§ **MATERIAL PROVIDED**
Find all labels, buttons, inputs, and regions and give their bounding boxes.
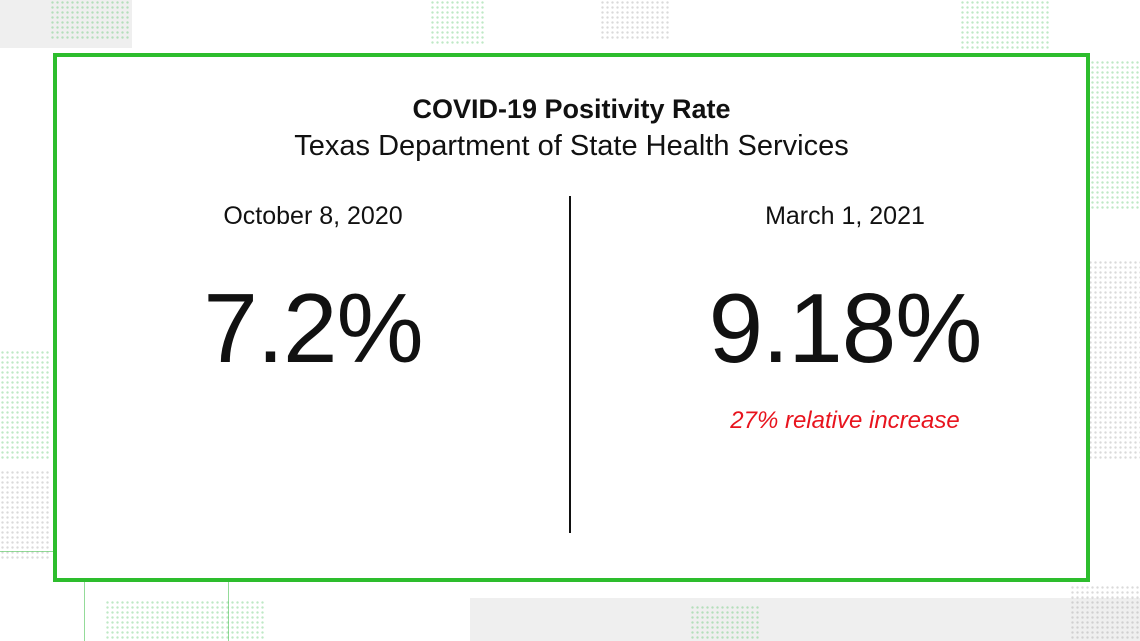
background-panel-top-left [0, 0, 132, 48]
background-dot-pattern [960, 0, 1050, 50]
right-rate-value: 9.18% [708, 273, 983, 383]
background-dot-pattern [50, 0, 130, 40]
background-dot-pattern [0, 350, 50, 460]
left-date-label: October 8, 2020 [223, 202, 403, 230]
right-date-label: March 1, 2021 [765, 202, 925, 230]
background-dot-pattern [600, 0, 670, 40]
column-divider [569, 196, 571, 533]
background-dot-pattern [690, 605, 760, 641]
background-dot-pattern [1090, 60, 1140, 210]
right-comparison-column: March 1, 2021 9.18% 27% relative increas… [595, 57, 1095, 578]
positivity-rate-card: COVID-19 Positivity Rate Texas Departmen… [53, 53, 1090, 582]
card-title: COVID-19 Positivity Rate [412, 94, 731, 124]
left-rate-value: 7.2% [203, 273, 423, 383]
background-panel-bottom-right [470, 598, 1140, 641]
background-dot-pattern [0, 470, 50, 560]
background-dot-pattern [105, 600, 265, 641]
left-comparison-column: October 8, 2020 7.2% [63, 57, 563, 578]
background-dot-pattern [1070, 585, 1140, 641]
card-subtitle: Texas Department of State Health Service… [294, 130, 849, 162]
background-dot-pattern [430, 0, 485, 45]
background-dot-pattern [1088, 260, 1140, 460]
relative-increase-note: 27% relative increase [730, 407, 960, 434]
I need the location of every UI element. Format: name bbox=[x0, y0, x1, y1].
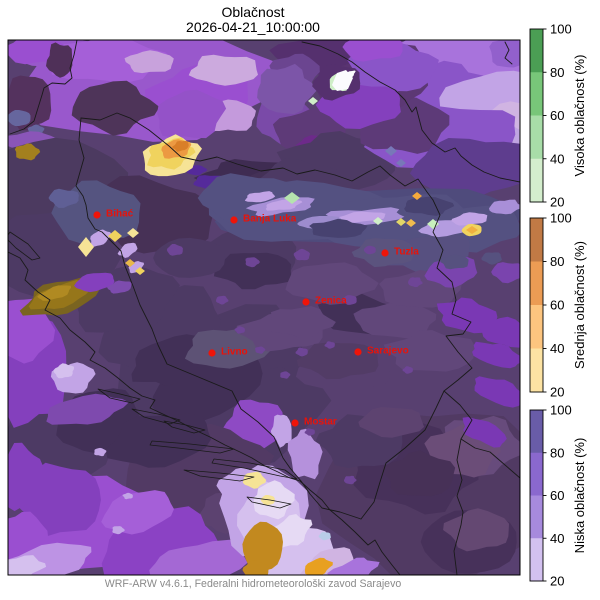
svg-text:20: 20 bbox=[550, 574, 564, 589]
svg-text:Niska oblačnost (%): Niska oblačnost (%) bbox=[572, 438, 587, 554]
svg-text:100: 100 bbox=[550, 403, 572, 418]
svg-text:80: 80 bbox=[550, 254, 564, 269]
svg-text:40: 40 bbox=[550, 151, 564, 166]
svg-text:40: 40 bbox=[550, 341, 564, 356]
svg-text:Srednja oblačnost (%): Srednja oblačnost (%) bbox=[572, 241, 587, 369]
svg-text:Livno: Livno bbox=[221, 347, 248, 358]
svg-text:80: 80 bbox=[550, 445, 564, 460]
svg-text:Oblačnost: Oblačnost bbox=[221, 4, 284, 20]
svg-text:60: 60 bbox=[550, 108, 564, 123]
svg-text:Mostar: Mostar bbox=[304, 417, 337, 428]
svg-text:2026-04-21_10:00:00: 2026-04-21_10:00:00 bbox=[186, 19, 320, 35]
svg-text:Sarajevo: Sarajevo bbox=[367, 346, 409, 357]
svg-text:Visoka oblačnost (%): Visoka oblačnost (%) bbox=[572, 55, 587, 177]
svg-text:60: 60 bbox=[550, 488, 564, 503]
svg-text:80: 80 bbox=[550, 65, 564, 80]
svg-text:20: 20 bbox=[550, 195, 564, 210]
svg-text:100: 100 bbox=[550, 22, 572, 37]
svg-text:Tuzla: Tuzla bbox=[394, 247, 419, 258]
svg-text:20: 20 bbox=[550, 385, 564, 400]
svg-text:Bihać: Bihać bbox=[106, 209, 134, 220]
svg-text:100: 100 bbox=[550, 211, 572, 226]
svg-text:60: 60 bbox=[550, 298, 564, 313]
svg-text:40: 40 bbox=[550, 531, 564, 546]
svg-text:Zenica: Zenica bbox=[315, 296, 347, 307]
svg-text:WRF-ARW v4.6.1, Federalni hidr: WRF-ARW v4.6.1, Federalni hidrometeorolo… bbox=[105, 578, 402, 590]
svg-text:Banja Luka: Banja Luka bbox=[243, 214, 297, 225]
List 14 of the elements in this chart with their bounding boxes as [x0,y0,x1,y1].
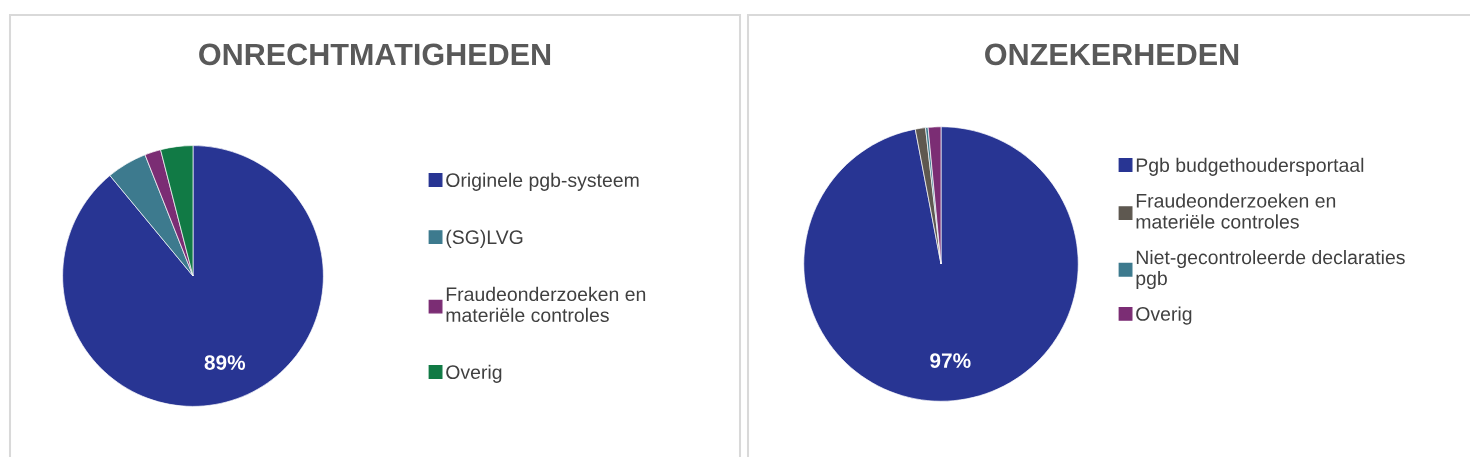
legend-label: Pgb budgethoudersportaal [1136,157,1364,176]
data-label: 97% [930,353,971,368]
pie-slice [803,126,1079,402]
legend-label: Fraudeonderzoeken en materiële controles [1136,193,1336,229]
chart-title: ONZEKERHEDEN [985,43,1239,66]
legend-label: (SG)LVG [446,229,523,248]
data-label: 89% [204,355,246,370]
chart-title: ONRECHTMATIGHEDEN [199,43,551,66]
legend-label: Overig [1136,306,1192,325]
legend-label: Fraudeonderzoeken en materiële controles [446,286,646,323]
legend-label: Niet-gecontroleerde declaraties pgb [1136,249,1405,290]
pie-slice [62,145,324,407]
legend-label: Originele pgb-systeem [446,172,639,191]
legend-label: Overig [446,364,502,383]
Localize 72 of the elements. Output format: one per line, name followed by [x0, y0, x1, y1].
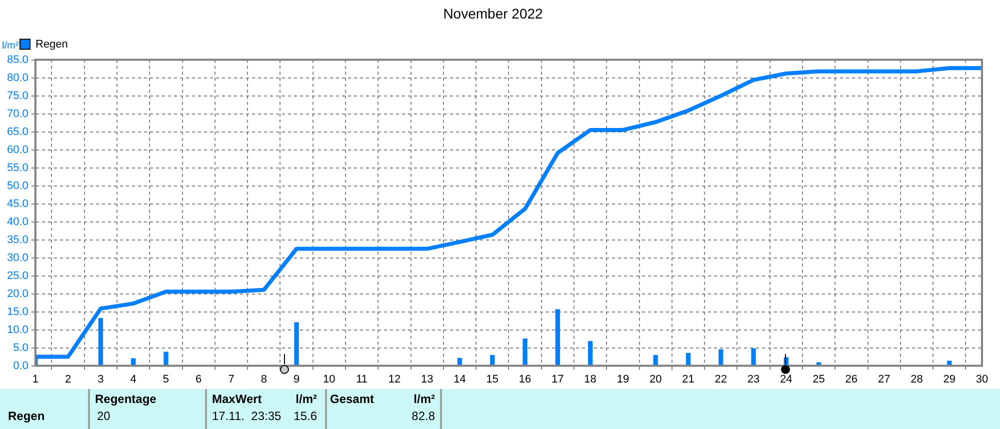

§ **GIVEN TASK**
Can you rewrite all the lines above as a JSON list of strings, with one string per line, no blank lines, and the pictures left out?

§ **FULL ANSWER**
[
  "Find all labels, buttons, inputs, and regions and give their bounding boxes.",
  "background-panel-top-left [0, 0, 132, 48]",
  "background-dot-pattern [960, 0, 1050, 50]",
  "right-rate-value: 9.18% [708, 273, 983, 383]",
  "background-dot-pattern [50, 0, 130, 40]",
  "background-dot-pattern [0, 350, 50, 460]",
  "left-date-label: October 8, 2020 [223, 202, 403, 230]",
  "right-date-label: March 1, 2021 [765, 202, 925, 230]",
  "background-dot-pattern [600, 0, 670, 40]",
  "column-divider [569, 196, 571, 533]",
  "background-dot-pattern [690, 605, 760, 641]",
  "background-dot-pattern [1090, 60, 1140, 210]",
  "right-comparison-column: March 1, 2021 9.18% 27% relative increas… [595, 57, 1095, 578]",
  "positivity-rate-card: COVID-19 Positivity Rate Texas Departmen… [53, 53, 1090, 582]",
  "card-title: COVID-19 Positivity Rate [412, 94, 731, 124]",
  "left-rate-value: 7.2% [203, 273, 423, 383]",
  "background-panel-bottom-right [470, 598, 1140, 641]",
  "background-dot-pattern [0, 470, 50, 560]",
  "background-dot-pattern [105, 600, 265, 641]",
  "left-comparison-column: October 8, 2020 7.2% [63, 57, 563, 578]",
  "background-dot-pattern [1070, 585, 1140, 641]",
  "card-subtitle: Texas Department of State Health Service… [294, 130, 849, 162]",
  "background-dot-pattern [430, 0, 485, 45]",
  "background-dot-pattern [1088, 260, 1140, 460]",
  "relative-increase-note: 27% relative increase [730, 407, 960, 434]",
  "I need the location of every UI element. Format: name bbox=[x0, y0, x1, y1].",
  "svg-text:20: 20 bbox=[550, 574, 564, 589]",
  "svg-text:Niska oblačnost (%): Niska oblačnost (%) bbox=[572, 438, 587, 554]",
  "svg-text:100: 100 bbox=[550, 403, 572, 418]",
  "svg-text:80: 80 bbox=[550, 254, 564, 269]",
  "svg-text:40: 40 bbox=[550, 151, 564, 166]",
  "svg-text:40: 40 bbox=[550, 341, 564, 356]",
  "svg-text:Srednja oblačnost (%): Srednja oblačnost (%) bbox=[572, 241, 587, 369]",
  "svg-text:Livno: Livno bbox=[221, 347, 248, 358]",
  "svg-text:80: 80 bbox=[550, 445, 564, 460]",
  "svg-text:Oblačnost: Oblačnost bbox=[221, 4, 284, 20]",
  "svg-text:60: 60 bbox=[550, 108, 564, 123]",
  "svg-text:Mostar: Mostar bbox=[304, 417, 337, 428]",
  "svg-text:2026-04-21_10:00:00: 2026-04-21_10:00:00 bbox=[186, 19, 320, 35]",
  "svg-text:Sarajevo: Sarajevo bbox=[367, 346, 409, 357]",
  "svg-text:Visoka oblačnost (%): Visoka oblačnost (%) bbox=[572, 55, 587, 177]",
  "svg-text:60: 60 bbox=[550, 488, 564, 503]",
  "svg-text:80: 80 bbox=[550, 65, 564, 80]",
  "svg-text:20: 20 bbox=[550, 195, 564, 210]",
  "svg-text:100: 100 bbox=[550, 22, 572, 37]",
  "svg-text:Tuzla: Tuzla bbox=[394, 247, 419, 258]",
  "svg-text:20: 20 bbox=[550, 385, 564, 400]",
  "svg-text:Bihać: Bihać bbox=[106, 209, 134, 220]",
  "svg-text:100: 100 bbox=[550, 211, 572, 226]",
  "svg-text:60: 60 bbox=[550, 298, 564, 313]",
  "svg-text:40: 40 bbox=[550, 531, 564, 546]",
  "svg-text:Zenica: Zenica bbox=[315, 296, 347, 307]",
  "svg-text:WRF-ARW v4.6.1, Federalni hidr: WRF-ARW v4.6.1, Federalni hidrometeorolo… bbox=[105, 578, 402, 590]",
  "svg-text:Banja Luka: Banja Luka bbox=[243, 214, 297, 225]",
  "List 14 of the elements in this chart with their bounding boxes as [x0,y0,x1,y1].",
  "legend-label: Pgb budgethoudersportaal [1136,157,1364,176]",
  "data-label: 97% [930,353,971,368]",
  "pie-slice [803,126,1079,402]",
  "legend-label: Fraudeonderzoeken en materiële controles [1136,193,1336,229]",
  "chart-title: ONZEKERHEDEN [985,43,1239,66]",
  "legend-label: (SG)LVG [446,229,523,248]",
  "data-label: 89% [204,355,246,370]",
  "chart-title: ONRECHTMATIGHEDEN [199,43,551,66]",
  "legend-label: Overig [1136,306,1192,325]",
  "legend-label: Fraudeonderzoeken en materiële controles [446,286,646,323]",
  "legend-label: Niet-gecontroleerde declaraties pgb [1136,249,1405,290]",
  "pie-slice [62,145,324,407]",
  "legend-label: Originele pgb-systeem [446,172,639,191]",
  "legend-label: Overig [446,364,502,383]",
  "Localize 72 of the elements. Output format: one per line, name followed by [x0, y0, x1, y1]."
]